## What the exercise asks:
Copy each line of the records that contains the word "ways".

## Material provided:
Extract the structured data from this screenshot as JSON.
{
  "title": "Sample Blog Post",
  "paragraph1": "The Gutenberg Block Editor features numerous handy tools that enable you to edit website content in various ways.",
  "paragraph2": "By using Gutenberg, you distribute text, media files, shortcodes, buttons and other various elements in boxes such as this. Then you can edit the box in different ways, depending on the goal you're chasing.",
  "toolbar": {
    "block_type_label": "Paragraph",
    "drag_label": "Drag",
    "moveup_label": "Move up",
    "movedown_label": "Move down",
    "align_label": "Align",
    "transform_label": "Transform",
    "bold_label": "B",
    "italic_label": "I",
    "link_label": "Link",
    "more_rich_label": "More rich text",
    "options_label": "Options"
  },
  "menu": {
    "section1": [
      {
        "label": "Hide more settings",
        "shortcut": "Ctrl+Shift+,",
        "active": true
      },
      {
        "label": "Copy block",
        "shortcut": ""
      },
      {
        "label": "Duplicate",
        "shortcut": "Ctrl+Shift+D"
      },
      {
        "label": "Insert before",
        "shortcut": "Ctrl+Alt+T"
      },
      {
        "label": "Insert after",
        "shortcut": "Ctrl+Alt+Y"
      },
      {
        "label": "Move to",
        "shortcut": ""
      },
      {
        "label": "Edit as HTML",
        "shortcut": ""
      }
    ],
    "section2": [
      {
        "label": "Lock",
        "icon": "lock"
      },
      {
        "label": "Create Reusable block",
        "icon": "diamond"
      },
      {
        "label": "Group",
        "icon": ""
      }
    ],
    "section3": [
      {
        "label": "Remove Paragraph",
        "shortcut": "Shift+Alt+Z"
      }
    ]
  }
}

## Worked solution:
  "paragraph1": "The Gutenberg Block Editor features numerous handy tools that enable you to edit website content in various ways.",
  "paragraph2": "By using Gutenberg, you distribute text, media files, shortcodes, buttons and other various elements in boxes such as this. Then you can edit the box in different ways, depending on the goal you're chasing.",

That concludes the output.